Deadly floods hit Indian Kashmir's Srinagar

Deadly floods hit Indian Kashmir's Srinagar

SRINAGAR, India - Agence France-Presse
Deadly floods hit Indian Kashmirs Srinagar

Kashmiri men evacuate women and the elderly from a flooded neighborhood in Srinagar, India, Sunday, Sept.7, 2014. AP Photo

Soldiers were battling Sept. 7 to rescue thousands of people trapped in Indian Kashmir's worst flooding for half a century which has left more than 100 people dead and the main city of Srinagar under water.
      
Some 350 villages have also been submerged since torrential monsoon rains triggered flooding across the picturesque Himalayan region of Jammu and Kashmir.
      
Across the border in Pakistan, landslides, flash flooding and house collapses also from days of heavy rain have left another 128 people dead, officials there said.
      
The Jhelum river, swollen by heavy rain, flooded large parts of Srinagar on Sunday and forced frantic residents onto rooftops, with reports the first floors of a children's hospital and of another hospital were underwater.
      
"I want to appeal to people not to panic," Jammu and Kashmir state chief minister Omar Abdullah told reporters.
     
"I know the situation is bad but they should stay above the water level... it may take up to an hour but we will reach them and take them out," he said.
      
"We are taking all the measures to ensure that we can reach the maximum number of people," he said, adding that 110 people have died in the state so far.
     
Hundreds of troops, police and other emergency personnel, backed by helicopters and boats, have been deployed across the state to reach those stranded, with 11,000 people rescued so far, officials said.
      
Prime Minister Narendra Modi flew to the normally picturesque, remote region to meet Abdullah and emergency response officials amid concerns the death toll could jump.
      
A police official in Srinagar, a city of 900,000, said he feared the true extent of the devastation was not yet known because phone networks were down and areas cut off.
      
"We are in a catastrophic situation," he told AFP on condition of anonymity, adding that Srinagar's police headquarters was under water.
      
"Many people may have died and houses collapsed but we are not getting to know much (information)," he said.
      
An AFP reporter in Srinagar was forced to the third floor of his house after water flooded the second, with no sign of emergency officials to evacuate him.
      
"We will have to move to the roof but we are also worried about the building collapsing," he said adding that water has risen about 12 feet (3.6 metres).

→ ACTION ITEM A
Write out the part of the Kashmir flood article that opens with the words containing "Some 350 villages" and closes with "Jammu and Kashmir.".
→ ACTION ITEM B
Go on with the Kashmir flood article, picking up right after its final sentence.
The items after this article are separate material and have nothing to do with it.

→ DATA EXTRACT
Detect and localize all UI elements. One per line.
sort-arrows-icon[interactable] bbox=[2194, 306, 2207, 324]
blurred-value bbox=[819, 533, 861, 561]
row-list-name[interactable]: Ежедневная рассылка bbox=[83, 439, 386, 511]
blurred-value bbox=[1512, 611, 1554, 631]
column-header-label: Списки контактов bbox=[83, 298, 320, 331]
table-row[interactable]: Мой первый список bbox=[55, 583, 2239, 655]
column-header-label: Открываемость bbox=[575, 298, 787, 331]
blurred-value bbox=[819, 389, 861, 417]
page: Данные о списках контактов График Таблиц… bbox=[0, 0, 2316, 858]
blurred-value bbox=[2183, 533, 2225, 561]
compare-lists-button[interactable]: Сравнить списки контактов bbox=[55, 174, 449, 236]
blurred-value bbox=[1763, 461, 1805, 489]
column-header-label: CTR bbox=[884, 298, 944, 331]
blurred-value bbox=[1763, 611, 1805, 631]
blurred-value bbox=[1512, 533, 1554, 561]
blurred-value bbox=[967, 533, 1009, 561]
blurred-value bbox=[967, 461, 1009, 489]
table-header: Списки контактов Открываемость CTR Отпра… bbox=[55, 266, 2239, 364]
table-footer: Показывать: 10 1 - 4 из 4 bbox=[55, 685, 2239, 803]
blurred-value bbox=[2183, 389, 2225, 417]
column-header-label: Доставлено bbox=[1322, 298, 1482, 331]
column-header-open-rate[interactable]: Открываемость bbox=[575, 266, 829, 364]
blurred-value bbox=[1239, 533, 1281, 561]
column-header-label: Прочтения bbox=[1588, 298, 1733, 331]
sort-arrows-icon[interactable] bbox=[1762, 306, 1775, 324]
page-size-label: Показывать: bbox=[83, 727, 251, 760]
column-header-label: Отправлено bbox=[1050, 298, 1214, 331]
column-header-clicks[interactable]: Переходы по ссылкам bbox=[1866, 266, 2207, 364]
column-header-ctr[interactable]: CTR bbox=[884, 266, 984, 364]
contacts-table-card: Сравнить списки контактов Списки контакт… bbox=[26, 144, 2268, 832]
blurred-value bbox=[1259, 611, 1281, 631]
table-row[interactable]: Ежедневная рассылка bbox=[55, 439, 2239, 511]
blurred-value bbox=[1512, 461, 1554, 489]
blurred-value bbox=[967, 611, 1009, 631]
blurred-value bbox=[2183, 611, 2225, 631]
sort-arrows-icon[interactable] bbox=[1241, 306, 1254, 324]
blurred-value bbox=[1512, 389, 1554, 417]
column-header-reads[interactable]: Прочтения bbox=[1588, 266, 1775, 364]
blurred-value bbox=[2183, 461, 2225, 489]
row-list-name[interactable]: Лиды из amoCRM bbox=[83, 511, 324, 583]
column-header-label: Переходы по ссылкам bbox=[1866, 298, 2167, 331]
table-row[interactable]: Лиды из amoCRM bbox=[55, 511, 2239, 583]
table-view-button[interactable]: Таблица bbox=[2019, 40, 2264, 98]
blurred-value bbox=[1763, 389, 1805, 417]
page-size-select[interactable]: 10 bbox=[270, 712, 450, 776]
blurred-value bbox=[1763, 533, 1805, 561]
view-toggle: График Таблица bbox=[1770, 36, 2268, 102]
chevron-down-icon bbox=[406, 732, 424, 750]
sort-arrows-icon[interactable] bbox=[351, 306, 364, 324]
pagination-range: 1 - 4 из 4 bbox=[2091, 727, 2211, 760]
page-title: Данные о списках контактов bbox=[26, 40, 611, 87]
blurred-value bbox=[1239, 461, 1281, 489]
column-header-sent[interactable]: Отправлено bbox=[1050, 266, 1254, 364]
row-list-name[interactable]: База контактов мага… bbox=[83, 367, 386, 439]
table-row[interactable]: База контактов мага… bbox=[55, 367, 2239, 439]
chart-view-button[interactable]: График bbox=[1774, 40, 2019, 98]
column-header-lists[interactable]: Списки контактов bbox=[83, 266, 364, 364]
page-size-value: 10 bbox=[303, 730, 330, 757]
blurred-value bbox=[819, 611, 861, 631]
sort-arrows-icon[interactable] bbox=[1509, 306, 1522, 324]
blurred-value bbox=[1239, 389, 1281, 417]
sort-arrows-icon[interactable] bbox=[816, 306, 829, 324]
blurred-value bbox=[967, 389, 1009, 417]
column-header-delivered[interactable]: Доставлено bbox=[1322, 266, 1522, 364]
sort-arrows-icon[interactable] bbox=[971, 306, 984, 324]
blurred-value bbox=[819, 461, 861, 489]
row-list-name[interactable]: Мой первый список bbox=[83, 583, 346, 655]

→ ANSWER A
Some 350 villages have also been submerged since torrential monsoon rains triggered flooding across the picturesque Himalayan region of Jammu and Kashmir.

→ ANSWER B
      
From his window in the centre of the Muslim-majority's city, he said he could see other residents on their roofs and top storeys of their homes, their arms in the air praying.
     
Another resident, Aakifa Javaid, said her local mosque announced on loudspeakers that "it would be a difficult night, no one should sleep" as the river overflowed its banks.
      
Like hundreds of others in her neighbourhood in the city's north, she fled in the middle of the night when the water reached her home.
      
An army headquarters was also under water along with some government buildings, while roads and bridges throughout the region have been cut or washed away.
      
Hundreds of soldiers, backed by 22 helicopters and four aircraft, have fanned out across the Kashmir Valley and the rest of the state to rescue those stranded, deliver aid and restore phone lines, said national cabinet secretary Ajit Seth.
      
"About 70 boats have (also) been airlifted, 20 have already left from Palam (in Delhi) a short while ago," he told the NDTV network.
      
Several thousand villages across the region, which has long been in the grip of a deadly separatist insurgency, have been hit and 350 of them are submerged, the home ministry said late Saturday.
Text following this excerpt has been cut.